> A run of records:

────────────────────

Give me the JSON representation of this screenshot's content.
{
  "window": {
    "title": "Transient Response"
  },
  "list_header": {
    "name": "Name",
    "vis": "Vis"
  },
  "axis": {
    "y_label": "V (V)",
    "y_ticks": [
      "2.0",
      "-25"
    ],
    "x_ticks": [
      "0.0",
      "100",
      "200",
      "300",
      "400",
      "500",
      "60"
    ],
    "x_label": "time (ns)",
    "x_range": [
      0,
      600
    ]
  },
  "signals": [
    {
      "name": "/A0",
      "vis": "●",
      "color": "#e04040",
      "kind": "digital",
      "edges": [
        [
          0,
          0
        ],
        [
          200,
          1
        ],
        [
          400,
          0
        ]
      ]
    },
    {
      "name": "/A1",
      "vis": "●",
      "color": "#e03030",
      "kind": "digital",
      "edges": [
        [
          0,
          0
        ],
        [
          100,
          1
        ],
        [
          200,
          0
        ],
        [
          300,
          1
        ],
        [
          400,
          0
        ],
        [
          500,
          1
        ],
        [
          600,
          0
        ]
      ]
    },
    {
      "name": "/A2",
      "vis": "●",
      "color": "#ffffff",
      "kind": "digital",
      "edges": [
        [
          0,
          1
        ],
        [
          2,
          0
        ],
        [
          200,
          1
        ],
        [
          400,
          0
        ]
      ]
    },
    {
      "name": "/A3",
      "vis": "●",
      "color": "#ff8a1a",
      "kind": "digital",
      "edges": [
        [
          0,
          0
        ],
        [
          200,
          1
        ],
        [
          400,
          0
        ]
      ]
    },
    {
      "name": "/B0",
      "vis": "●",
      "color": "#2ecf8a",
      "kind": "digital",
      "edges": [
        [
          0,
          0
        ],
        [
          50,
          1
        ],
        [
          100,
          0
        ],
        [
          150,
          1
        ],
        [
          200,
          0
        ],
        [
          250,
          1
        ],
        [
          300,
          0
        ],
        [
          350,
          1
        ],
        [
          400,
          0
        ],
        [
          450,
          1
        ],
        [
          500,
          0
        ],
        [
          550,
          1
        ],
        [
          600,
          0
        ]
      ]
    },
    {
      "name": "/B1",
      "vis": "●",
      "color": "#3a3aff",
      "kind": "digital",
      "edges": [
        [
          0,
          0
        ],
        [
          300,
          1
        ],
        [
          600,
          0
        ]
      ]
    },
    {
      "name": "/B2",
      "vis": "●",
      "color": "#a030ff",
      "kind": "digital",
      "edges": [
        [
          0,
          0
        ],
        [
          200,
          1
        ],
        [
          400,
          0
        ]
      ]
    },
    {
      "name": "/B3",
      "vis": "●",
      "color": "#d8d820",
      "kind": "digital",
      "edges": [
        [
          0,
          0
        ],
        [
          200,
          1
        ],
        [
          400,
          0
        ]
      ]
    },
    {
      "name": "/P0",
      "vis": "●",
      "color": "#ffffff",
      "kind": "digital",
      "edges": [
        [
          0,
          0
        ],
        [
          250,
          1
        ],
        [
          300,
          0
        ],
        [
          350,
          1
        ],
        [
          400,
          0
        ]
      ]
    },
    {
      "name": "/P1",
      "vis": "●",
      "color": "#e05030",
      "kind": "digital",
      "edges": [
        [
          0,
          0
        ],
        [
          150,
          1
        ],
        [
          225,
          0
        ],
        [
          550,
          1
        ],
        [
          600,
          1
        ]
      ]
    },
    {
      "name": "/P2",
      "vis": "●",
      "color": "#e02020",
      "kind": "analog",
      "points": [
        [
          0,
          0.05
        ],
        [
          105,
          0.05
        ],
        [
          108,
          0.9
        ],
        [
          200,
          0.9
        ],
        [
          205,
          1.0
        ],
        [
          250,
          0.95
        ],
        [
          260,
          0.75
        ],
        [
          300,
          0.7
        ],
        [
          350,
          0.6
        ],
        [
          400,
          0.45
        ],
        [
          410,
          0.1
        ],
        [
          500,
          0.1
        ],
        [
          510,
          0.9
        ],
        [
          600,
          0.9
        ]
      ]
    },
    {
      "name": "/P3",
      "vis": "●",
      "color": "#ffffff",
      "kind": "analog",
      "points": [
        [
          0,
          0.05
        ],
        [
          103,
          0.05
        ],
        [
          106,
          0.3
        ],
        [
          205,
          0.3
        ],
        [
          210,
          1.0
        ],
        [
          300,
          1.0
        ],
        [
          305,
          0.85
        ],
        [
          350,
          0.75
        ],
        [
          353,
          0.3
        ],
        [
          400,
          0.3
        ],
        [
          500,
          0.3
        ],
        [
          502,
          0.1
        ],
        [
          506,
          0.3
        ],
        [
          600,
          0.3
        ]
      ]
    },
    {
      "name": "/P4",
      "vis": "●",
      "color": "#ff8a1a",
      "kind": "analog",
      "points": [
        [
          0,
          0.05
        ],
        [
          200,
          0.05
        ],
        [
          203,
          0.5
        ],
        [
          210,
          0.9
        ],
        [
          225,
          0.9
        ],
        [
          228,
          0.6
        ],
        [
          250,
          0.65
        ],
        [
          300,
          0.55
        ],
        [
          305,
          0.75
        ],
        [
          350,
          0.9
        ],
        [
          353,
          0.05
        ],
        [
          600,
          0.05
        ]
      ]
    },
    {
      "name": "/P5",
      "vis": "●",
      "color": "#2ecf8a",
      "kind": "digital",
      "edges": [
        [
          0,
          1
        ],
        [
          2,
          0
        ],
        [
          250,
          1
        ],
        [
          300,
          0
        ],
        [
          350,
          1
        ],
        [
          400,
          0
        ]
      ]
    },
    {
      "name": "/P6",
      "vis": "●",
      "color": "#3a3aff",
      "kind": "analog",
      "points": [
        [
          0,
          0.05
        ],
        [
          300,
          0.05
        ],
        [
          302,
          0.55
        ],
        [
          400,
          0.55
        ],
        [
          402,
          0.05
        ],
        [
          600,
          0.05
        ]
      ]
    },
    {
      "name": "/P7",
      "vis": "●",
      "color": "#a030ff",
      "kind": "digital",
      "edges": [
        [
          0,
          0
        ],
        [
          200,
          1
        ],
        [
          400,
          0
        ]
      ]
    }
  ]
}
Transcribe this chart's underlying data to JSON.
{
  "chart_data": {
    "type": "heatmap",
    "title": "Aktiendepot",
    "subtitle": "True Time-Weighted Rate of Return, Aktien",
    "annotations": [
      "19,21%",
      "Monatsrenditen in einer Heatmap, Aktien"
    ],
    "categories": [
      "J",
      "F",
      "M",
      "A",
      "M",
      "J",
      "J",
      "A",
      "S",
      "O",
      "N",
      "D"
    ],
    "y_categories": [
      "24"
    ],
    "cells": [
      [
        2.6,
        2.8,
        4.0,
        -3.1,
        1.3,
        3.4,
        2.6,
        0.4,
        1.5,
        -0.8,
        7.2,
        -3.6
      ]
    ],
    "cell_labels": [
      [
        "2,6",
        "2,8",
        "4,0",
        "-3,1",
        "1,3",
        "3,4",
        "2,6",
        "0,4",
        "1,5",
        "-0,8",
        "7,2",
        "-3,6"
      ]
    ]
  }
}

────────────────────

> TASK INSTRUCTIONS:
Retype the material in full. Each word must match.

> EXERCISE ANSWER:
Give me the JSON representation of this screenshot's content.
{
  "window": {
    "title": "Transient Response"
  },
  "list_header": {
    "name": "Name",
    "vis": "Vis"
  },
  "axis": {
    "y_label": "V (V)",
    "y_ticks": [
      "2.0",
      "-25"
    ],
    "x_ticks": [
      "0.0",
      "100",
      "200",
      "300",
      "400",
      "500",
      "60"
    ],
    "x_label": "time (ns)",
    "x_range": [
      0,
      600
    ]
  },
  "signals": [
    {
      "name": "/A0",
      "vis": "●",
      "color": "#e04040",
      "kind": "digital",
      "edges": [
        [
          0,
          0
        ],
        [
          200,
          1
        ],
        [
          400,
          0
        ]
      ]
    },
    {
      "name": "/A1",
      "vis": "●",
      "color": "#e03030",
      "kind": "digital",
      "edges": [
        [
          0,
          0
        ],
        [
          100,
          1
        ],
        [
          200,
          0
        ],
        [
          300,
          1
        ],
        [
          400,
          0
        ],
        [
          500,
          1
        ],
        [
          600,
          0
        ]
      ]
    },
    {
      "name": "/A2",
      "vis": "●",
      "color": "#ffffff",
      "kind": "digital",
      "edges": [
        [
          0,
          1
        ],
        [
          2,
          0
        ],
        [
          200,
          1
        ],
        [
          400,
          0
        ]
      ]
    },
    {
      "name": "/A3",
      "vis": "●",
      "color": "#ff8a1a",
      "kind": "digital",
      "edges": [
        [
          0,
          0
        ],
        [
          200,
          1
        ],
        [
          400,
          0
        ]
      ]
    },
    {
      "name": "/B0",
      "vis": "●",
      "color": "#2ecf8a",
      "kind": "digital",
      "edges": [
        [
          0,
          0
        ],
        [
          50,
          1
        ],
        [
          100,
          0
        ],
        [
          150,
          1
        ],
        [
          200,
          0
        ],
        [
          250,
          1
        ],
        [
          300,
          0
        ],
        [
          350,
          1
        ],
        [
          400,
          0
        ],
        [
          450,
          1
        ],
        [
          500,
          0
        ],
        [
          550,
          1
        ],
        [
          600,
          0
        ]
      ]
    },
    {
      "name": "/B1",
      "vis": "●",
      "color": "#3a3aff",
      "kind": "digital",
      "edges": [
        [
          0,
          0
        ],
        [
          300,
          1
        ],
        [
          600,
          0
        ]
      ]
    },
    {
      "name": "/B2",
      "vis": "●",
      "color": "#a030ff",
      "kind": "digital",
      "edges": [
        [
          0,
          0
        ],
        [
          200,
          1
        ],
        [
          400,
          0
        ]
      ]
    },
    {
      "name": "/B3",
      "vis": "●",
      "color": "#d8d820",
      "kind": "digital",
      "edges": [
        [
          0,
          0
        ],
        [
          200,
          1
        ],
        [
          400,
          0
        ]
      ]
    },
    {
      "name": "/P0",
      "vis": "●",
      "color": "#ffffff",
      "kind": "digital",
      "edges": [
        [
          0,
          0
        ],
        [
          250,
          1
        ],
        [
          300,
          0
        ],
        [
          350,
          1
        ],
        [
          400,
          0
        ]
      ]
    },
    {
      "name": "/P1",
      "vis": "●",
      "color": "#e05030",
      "kind": "digital",
      "edges": [
        [
          0,
          0
        ],
        [
          150,
          1
        ],
        [
          225,
          0
        ],
        [
          550,
          1
        ],
        [
          600,
          1
        ]
      ]
    },
    {
      "name": "/P2",
      "vis": "●",
      "color": "#e02020",
      "kind": "analog",
      "points": [
        [
          0,
          0.05
        ],
        [
          105,
          0.05
        ],
        [
          108,
          0.9
        ],
        [
          200,
          0.9
        ],
        [
          205,
          1.0
        ],
        [
          250,
          0.95
        ],
        [
          260,
          0.75
        ],
        [
          300,
          0.7
        ],
        [
          350,
          0.6
        ],
        [
          400,
          0.45
        ],
        [
          410,
          0.1
        ],
        [
          500,
          0.1
        ],
        [
          510,
          0.9
        ],
        [
          600,
          0.9
        ]
      ]
    },
    {
      "name": "/P3",
      "vis": "●",
      "color": "#ffffff",
      "kind": "analog",
      "points": [
        [
          0,
          0.05
        ],
        [
          103,
          0.05
        ],
        [
          106,
          0.3
        ],
        [
          205,
          0.3
        ],
        [
          210,
          1.0
        ],
        [
          300,
          1.0
        ],
        [
          305,
          0.85
        ],
        [
          350,
          0.75
        ],
        [
          353,
          0.3
        ],
        [
          400,
          0.3
        ],
        [
          500,
          0.3
        ],
        [
          502,
          0.1
        ],
        [
          506,
          0.3
        ],
        [
          600,
          0.3
        ]
      ]
    },
    {
      "name": "/P4",
      "vis": "●",
      "color": "#ff8a1a",
      "kind": "analog",
      "points": [
        [
          0,
          0.05
        ],
        [
          200,
          0.05
        ],
        [
          203,
          0.5
        ],
        [
          210,
          0.9
        ],
        [
          225,
          0.9
        ],
        [
          228,
          0.6
        ],
        [
          250,
          0.65
        ],
        [
          300,
          0.55
        ],
        [
          305,
          0.75
        ],
        [
          350,
          0.9
        ],
        [
          353,
          0.05
        ],
        [
          600,
          0.05
        ]
      ]
    },
    {
      "name": "/P5",
      "vis": "●",
      "color": "#2ecf8a",
      "kind": "digital",
      "edges": [
        [
          0,
          1
        ],
        [
          2,
          0
        ],
        [
          250,
          1
        ],
        [
          300,
          0
        ],
        [
          350,
          1
        ],
        [
          400,
          0
        ]
      ]
    },
    {
      "name": "/P6",
      "vis": "●",
      "color": "#3a3aff",
      "kind": "analog",
      "points": [
        [
          0,
          0.05
        ],
        [
          300,
          0.05
        ],
        [
          302,
          0.55
        ],
        [
          400,
          0.55
        ],
        [
          402,
          0.05
        ],
        [
          600,
          0.05
        ]
      ]
    },
    {
      "name": "/P7",
      "vis": "●",
      "color": "#a030ff",
      "kind": "digital",
      "edges": [
        [
          0,
          0
        ],
        [
          200,
          1
        ],
        [
          400,
          0
        ]
      ]
    }
  ]
}
Transcribe this chart's underlying data to JSON.
{
  "chart_data": {
    "type": "heatmap",
    "title": "Aktiendepot",
    "subtitle": "True Time-Weighted Rate of Return, Aktien",
    "annotations": [
      "19,21%",
      "Monatsrenditen in einer Heatmap, Aktien"
    ],
    "categories": [
      "J",
      "F",
      "M",
      "A",
      "M",
      "J",
      "J",
      "A",
      "S",
      "O",
      "N",
      "D"
    ],
    "y_categories": [
      "24"
    ],
    "cells": [
      [
        2.6,
        2.8,
        4.0,
        -3.1,
        1.3,
        3.4,
        2.6,
        0.4,
        1.5,
        -0.8,
        7.2,
        -3.6
      ]
    ],
    "cell_labels": [
      [
        "2,6",
        "2,8",
        "4,0",
        "-3,1",
        "1,3",
        "3,4",
        "2,6",
        "0,4",
        "1,5",
        "-0,8",
        "7,2",
        "-3,6"
      ]
    ]
  }
}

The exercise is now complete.